>> START Record set
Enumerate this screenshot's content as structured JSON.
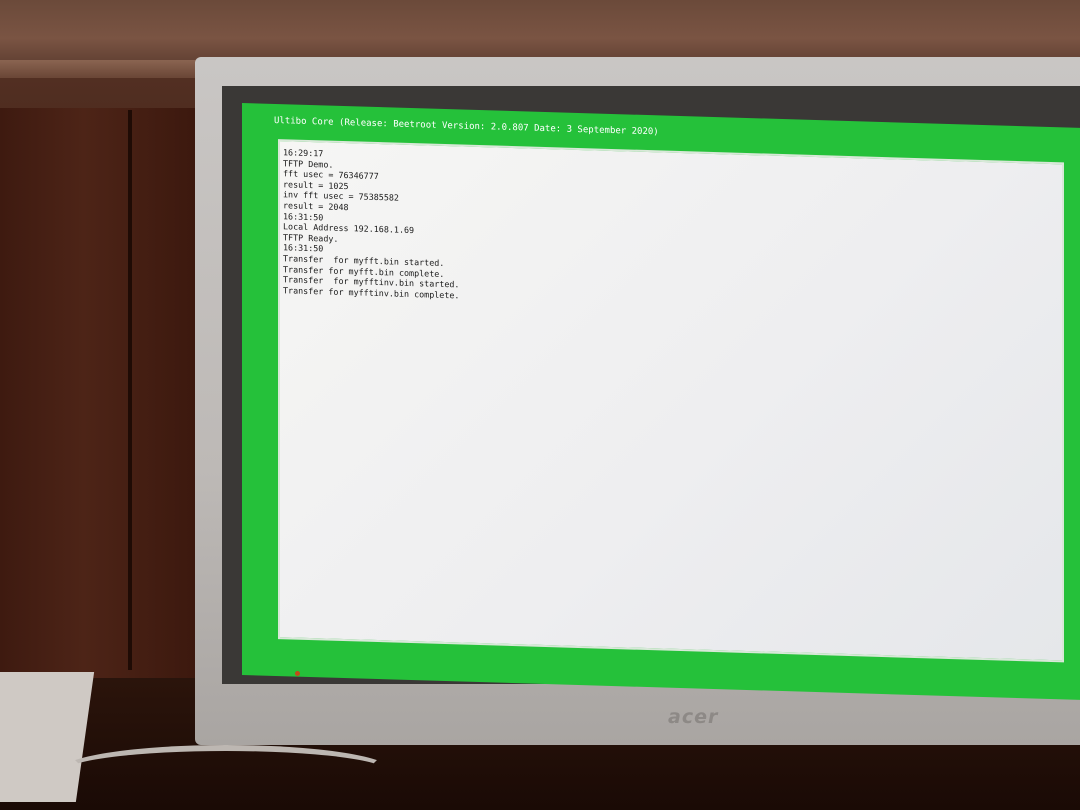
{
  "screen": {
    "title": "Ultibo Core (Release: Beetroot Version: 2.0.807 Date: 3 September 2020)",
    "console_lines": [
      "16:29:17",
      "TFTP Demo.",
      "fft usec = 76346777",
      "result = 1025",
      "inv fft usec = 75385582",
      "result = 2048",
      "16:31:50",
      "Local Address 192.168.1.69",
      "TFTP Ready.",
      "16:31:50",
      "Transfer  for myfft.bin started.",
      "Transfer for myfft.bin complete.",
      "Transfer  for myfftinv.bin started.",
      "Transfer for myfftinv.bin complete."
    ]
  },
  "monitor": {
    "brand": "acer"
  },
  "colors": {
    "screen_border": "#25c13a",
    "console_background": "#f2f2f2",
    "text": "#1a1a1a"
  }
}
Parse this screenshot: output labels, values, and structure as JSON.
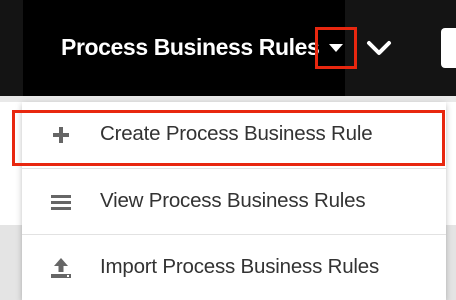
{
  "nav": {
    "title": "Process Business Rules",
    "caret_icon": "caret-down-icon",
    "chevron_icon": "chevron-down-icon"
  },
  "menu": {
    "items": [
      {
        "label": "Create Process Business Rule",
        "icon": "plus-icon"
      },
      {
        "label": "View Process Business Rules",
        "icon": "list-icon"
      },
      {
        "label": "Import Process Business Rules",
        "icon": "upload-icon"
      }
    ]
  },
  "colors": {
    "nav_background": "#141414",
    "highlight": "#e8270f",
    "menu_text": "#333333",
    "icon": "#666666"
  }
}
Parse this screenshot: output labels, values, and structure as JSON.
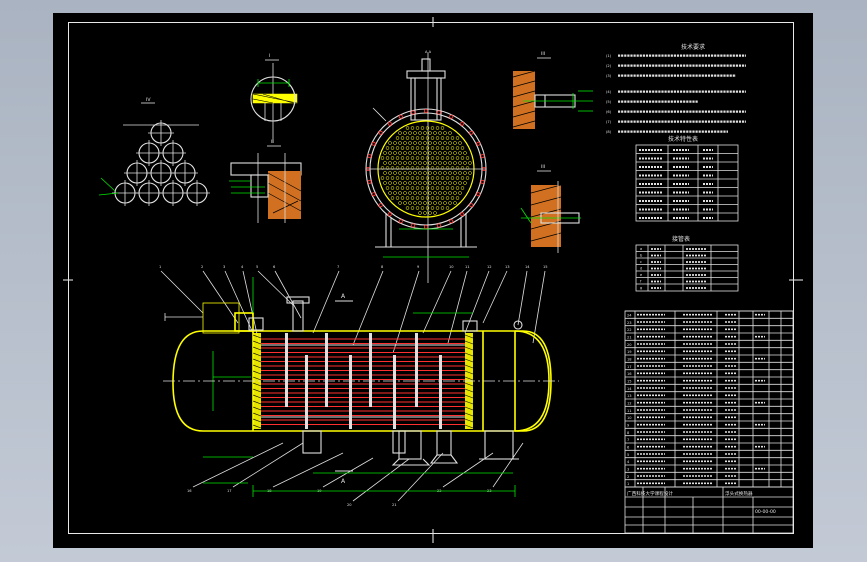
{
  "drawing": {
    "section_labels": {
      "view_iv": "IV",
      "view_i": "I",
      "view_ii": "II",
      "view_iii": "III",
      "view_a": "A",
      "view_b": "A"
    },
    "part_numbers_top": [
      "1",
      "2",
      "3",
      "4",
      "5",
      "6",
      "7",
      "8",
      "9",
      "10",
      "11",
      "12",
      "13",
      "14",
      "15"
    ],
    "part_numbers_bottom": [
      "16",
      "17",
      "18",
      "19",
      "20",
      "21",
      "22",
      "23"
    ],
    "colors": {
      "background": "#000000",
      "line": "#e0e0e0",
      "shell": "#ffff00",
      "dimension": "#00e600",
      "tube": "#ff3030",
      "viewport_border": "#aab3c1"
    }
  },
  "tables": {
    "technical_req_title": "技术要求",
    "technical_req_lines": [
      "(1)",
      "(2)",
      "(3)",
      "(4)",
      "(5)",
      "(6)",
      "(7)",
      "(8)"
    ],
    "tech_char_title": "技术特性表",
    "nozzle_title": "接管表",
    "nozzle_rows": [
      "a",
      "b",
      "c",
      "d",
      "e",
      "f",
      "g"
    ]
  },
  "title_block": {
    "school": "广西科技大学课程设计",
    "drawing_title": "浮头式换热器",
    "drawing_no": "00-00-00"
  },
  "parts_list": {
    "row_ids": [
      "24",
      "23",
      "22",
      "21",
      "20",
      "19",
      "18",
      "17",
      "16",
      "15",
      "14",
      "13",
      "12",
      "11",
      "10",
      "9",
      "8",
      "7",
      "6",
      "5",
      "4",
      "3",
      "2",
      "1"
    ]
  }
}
>> END Record set
Each entry shown above must be quoted exactly, with its pictures left out.

Enumerate this screenshot's content as structured JSON.
{
  "screen": {
    "title": "Ultibo Core (Release: Beetroot Version: 2.0.807 Date: 3 September 2020)",
    "console_lines": [
      "16:29:17",
      "TFTP Demo.",
      "fft usec = 76346777",
      "result = 1025",
      "inv fft usec = 75385582",
      "result = 2048",
      "16:31:50",
      "Local Address 192.168.1.69",
      "TFTP Ready.",
      "16:31:50",
      "Transfer  for myfft.bin started.",
      "Transfer for myfft.bin complete.",
      "Transfer  for myfftinv.bin started.",
      "Transfer for myfftinv.bin complete."
    ]
  },
  "monitor": {
    "brand": "acer"
  },
  "colors": {
    "screen_border": "#25c13a",
    "console_background": "#f2f2f2",
    "text": "#1a1a1a"
  }
}
Parse this screenshot: output labels, values, and structure as JSON.
{
  "nav": {
    "title": "Process Business Rules",
    "caret_icon": "caret-down-icon",
    "chevron_icon": "chevron-down-icon"
  },
  "menu": {
    "items": [
      {
        "label": "Create Process Business Rule",
        "icon": "plus-icon"
      },
      {
        "label": "View Process Business Rules",
        "icon": "list-icon"
      },
      {
        "label": "Import Process Business Rules",
        "icon": "upload-icon"
      }
    ]
  },
  "colors": {
    "nav_background": "#141414",
    "highlight": "#e8270f",
    "menu_text": "#333333",
    "icon": "#666666"
  }
}
Parse this screenshot: output labels, values, and structure as JSON.
{
  "drawing": {
    "section_labels": {
      "view_iv": "IV",
      "view_i": "I",
      "view_ii": "II",
      "view_iii": "III",
      "view_a": "A",
      "view_b": "A"
    },
    "part_numbers_top": [
      "1",
      "2",
      "3",
      "4",
      "5",
      "6",
      "7",
      "8",
      "9",
      "10",
      "11",
      "12",
      "13",
      "14",
      "15"
    ],
    "part_numbers_bottom": [
      "16",
      "17",
      "18",
      "19",
      "20",
      "21",
      "22",
      "23"
    ],
    "colors": {
      "background": "#000000",
      "line": "#e0e0e0",
      "shell": "#ffff00",
      "dimension": "#00e600",
      "tube": "#ff3030",
      "viewport_border": "#aab3c1"
    }
  },
  "tables": {
    "technical_req_title": "技术要求",
    "technical_req_lines": [
      "(1)",
      "(2)",
      "(3)",
      "(4)",
      "(5)",
      "(6)",
      "(7)",
      "(8)"
    ],
    "tech_char_title": "技术特性表",
    "nozzle_title": "接管表",
    "nozzle_rows": [
      "a",
      "b",
      "c",
      "d",
      "e",
      "f",
      "g"
    ]
  },
  "title_block": {
    "school": "广西科技大学课程设计",
    "drawing_title": "浮头式换热器",
    "drawing_no": "00-00-00"
  },
  "parts_list": {
    "row_ids": [
      "24",
      "23",
      "22",
      "21",
      "20",
      "19",
      "18",
      "17",
      "16",
      "15",
      "14",
      "13",
      "12",
      "11",
      "10",
      "9",
      "8",
      "7",
      "6",
      "5",
      "4",
      "3",
      "2",
      "1"
    ]
  }
}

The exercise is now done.